## Stated task
For the material that follows, list every line containing the word "却支撑起科技强国的参天巨树".

** START Material for the task **

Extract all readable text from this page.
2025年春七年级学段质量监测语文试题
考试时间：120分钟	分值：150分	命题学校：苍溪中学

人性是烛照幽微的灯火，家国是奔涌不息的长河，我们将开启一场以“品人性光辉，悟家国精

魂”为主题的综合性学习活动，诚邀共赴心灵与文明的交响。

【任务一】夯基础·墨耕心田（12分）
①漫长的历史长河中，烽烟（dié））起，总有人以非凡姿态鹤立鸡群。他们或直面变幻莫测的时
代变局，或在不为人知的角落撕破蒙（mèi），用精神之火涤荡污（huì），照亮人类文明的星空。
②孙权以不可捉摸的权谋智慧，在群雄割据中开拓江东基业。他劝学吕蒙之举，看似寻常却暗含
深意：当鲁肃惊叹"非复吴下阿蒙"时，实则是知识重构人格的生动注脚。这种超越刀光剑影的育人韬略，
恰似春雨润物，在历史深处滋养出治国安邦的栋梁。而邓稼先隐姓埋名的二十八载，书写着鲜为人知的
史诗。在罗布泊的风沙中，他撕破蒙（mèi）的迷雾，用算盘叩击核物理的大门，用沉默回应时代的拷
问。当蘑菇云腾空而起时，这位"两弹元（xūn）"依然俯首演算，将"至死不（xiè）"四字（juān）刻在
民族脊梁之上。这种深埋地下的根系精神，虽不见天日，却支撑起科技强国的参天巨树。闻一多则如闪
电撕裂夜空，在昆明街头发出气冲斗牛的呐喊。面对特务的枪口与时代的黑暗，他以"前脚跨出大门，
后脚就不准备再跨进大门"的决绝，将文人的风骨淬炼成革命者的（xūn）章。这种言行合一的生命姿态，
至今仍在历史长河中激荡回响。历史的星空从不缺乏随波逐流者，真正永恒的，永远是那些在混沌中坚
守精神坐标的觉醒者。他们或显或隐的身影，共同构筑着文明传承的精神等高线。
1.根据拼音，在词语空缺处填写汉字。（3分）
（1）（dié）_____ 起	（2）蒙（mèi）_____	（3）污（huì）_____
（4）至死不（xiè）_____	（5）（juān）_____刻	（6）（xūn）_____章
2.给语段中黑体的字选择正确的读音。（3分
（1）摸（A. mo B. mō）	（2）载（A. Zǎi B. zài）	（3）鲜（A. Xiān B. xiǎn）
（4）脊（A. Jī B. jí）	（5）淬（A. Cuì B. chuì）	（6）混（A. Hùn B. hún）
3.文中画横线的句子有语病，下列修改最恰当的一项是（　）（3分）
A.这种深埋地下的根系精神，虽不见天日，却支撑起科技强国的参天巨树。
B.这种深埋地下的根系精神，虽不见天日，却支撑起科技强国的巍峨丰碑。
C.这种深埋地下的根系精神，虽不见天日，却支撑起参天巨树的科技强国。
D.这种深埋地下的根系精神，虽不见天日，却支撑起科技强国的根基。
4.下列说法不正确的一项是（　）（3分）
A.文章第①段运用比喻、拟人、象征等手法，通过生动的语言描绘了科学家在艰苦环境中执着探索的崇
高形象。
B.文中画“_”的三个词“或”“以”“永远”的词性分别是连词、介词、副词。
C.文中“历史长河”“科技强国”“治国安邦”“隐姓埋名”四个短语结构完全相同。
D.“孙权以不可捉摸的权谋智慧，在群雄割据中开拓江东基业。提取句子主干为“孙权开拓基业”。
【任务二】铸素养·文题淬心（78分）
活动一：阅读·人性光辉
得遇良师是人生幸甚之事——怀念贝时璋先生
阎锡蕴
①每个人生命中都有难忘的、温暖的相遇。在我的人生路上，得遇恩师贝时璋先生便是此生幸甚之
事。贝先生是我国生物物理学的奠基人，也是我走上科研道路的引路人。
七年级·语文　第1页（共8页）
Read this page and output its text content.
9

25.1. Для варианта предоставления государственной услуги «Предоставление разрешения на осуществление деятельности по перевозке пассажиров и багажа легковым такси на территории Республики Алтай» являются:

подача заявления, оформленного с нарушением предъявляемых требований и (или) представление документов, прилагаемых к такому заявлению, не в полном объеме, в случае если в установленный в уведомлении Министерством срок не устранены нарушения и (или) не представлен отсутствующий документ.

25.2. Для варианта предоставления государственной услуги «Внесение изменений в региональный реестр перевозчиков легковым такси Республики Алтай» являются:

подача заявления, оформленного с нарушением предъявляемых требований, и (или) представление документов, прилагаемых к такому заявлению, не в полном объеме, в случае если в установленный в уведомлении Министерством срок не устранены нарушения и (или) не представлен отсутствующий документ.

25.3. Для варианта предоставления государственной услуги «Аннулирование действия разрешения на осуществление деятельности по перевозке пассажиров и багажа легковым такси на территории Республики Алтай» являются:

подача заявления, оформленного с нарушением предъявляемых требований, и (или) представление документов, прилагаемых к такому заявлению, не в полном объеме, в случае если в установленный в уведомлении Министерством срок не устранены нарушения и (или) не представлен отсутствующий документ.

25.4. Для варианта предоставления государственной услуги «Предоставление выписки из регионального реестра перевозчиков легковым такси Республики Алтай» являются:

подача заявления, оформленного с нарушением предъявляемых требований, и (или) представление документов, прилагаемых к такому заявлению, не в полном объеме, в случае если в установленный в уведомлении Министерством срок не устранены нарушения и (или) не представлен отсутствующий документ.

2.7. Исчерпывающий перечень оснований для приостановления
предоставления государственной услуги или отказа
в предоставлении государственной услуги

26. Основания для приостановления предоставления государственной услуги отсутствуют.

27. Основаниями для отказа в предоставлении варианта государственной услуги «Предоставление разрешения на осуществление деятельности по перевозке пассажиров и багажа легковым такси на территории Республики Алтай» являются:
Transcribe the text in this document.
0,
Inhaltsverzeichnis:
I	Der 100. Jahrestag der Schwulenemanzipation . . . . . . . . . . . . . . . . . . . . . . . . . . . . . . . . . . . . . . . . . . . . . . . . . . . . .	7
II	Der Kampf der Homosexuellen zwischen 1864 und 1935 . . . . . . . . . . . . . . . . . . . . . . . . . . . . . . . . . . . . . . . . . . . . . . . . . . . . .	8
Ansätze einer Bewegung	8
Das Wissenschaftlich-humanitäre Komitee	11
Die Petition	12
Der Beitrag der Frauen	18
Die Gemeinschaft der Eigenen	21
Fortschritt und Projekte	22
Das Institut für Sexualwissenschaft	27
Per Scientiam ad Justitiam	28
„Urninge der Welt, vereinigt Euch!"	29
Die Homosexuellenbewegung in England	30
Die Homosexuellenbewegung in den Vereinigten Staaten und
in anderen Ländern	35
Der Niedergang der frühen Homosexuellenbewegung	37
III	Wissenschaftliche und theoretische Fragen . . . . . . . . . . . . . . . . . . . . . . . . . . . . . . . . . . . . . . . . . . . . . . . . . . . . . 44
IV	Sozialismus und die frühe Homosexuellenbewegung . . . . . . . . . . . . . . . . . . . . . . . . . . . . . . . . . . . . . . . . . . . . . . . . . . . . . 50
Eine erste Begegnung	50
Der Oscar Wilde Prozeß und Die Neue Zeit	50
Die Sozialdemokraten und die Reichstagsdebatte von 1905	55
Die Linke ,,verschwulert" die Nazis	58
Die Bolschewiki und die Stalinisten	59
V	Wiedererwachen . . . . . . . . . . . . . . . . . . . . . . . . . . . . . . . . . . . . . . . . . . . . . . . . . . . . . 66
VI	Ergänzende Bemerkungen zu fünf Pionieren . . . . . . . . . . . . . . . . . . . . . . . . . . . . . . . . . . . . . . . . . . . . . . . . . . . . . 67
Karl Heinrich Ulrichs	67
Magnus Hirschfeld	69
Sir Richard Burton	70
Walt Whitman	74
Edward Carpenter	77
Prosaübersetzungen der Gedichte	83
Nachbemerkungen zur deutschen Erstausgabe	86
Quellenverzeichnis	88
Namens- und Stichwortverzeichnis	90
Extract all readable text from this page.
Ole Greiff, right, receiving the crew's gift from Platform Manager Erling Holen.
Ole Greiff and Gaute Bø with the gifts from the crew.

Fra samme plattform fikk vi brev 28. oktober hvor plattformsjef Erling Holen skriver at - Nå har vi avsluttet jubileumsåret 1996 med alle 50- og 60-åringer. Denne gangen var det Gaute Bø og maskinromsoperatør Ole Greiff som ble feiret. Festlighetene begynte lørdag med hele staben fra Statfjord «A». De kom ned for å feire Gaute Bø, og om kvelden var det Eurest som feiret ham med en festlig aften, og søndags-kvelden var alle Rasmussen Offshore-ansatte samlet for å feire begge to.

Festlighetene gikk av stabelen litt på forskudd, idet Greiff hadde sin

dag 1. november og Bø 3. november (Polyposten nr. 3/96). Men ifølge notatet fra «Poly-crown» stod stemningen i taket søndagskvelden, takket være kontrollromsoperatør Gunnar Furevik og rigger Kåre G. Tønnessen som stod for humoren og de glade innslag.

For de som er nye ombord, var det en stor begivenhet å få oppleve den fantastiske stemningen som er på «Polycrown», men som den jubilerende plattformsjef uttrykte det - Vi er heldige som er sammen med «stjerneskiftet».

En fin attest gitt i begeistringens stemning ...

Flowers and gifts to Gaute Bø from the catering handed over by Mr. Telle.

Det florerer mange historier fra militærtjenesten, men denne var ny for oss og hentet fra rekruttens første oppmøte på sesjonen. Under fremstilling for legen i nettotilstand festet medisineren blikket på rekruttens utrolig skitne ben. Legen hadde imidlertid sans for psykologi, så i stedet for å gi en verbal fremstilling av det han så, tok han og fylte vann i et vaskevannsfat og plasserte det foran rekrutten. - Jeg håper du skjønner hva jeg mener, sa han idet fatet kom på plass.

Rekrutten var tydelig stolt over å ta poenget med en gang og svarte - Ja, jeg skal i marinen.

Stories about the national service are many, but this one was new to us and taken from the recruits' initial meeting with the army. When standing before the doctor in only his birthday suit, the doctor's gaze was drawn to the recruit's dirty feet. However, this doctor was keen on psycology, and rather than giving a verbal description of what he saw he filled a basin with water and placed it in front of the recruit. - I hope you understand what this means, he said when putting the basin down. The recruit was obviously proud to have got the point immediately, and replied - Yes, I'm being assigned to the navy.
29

** END Material for the task **

## Task answer
民族脊梁之上。这种深埋地下的根系精神，虽不见天日，却支撑起科技强国的参天巨树。闻一多则如闪
A.这种深埋地下的根系精神，虽不见天日，却支撑起科技强国的参天巨树。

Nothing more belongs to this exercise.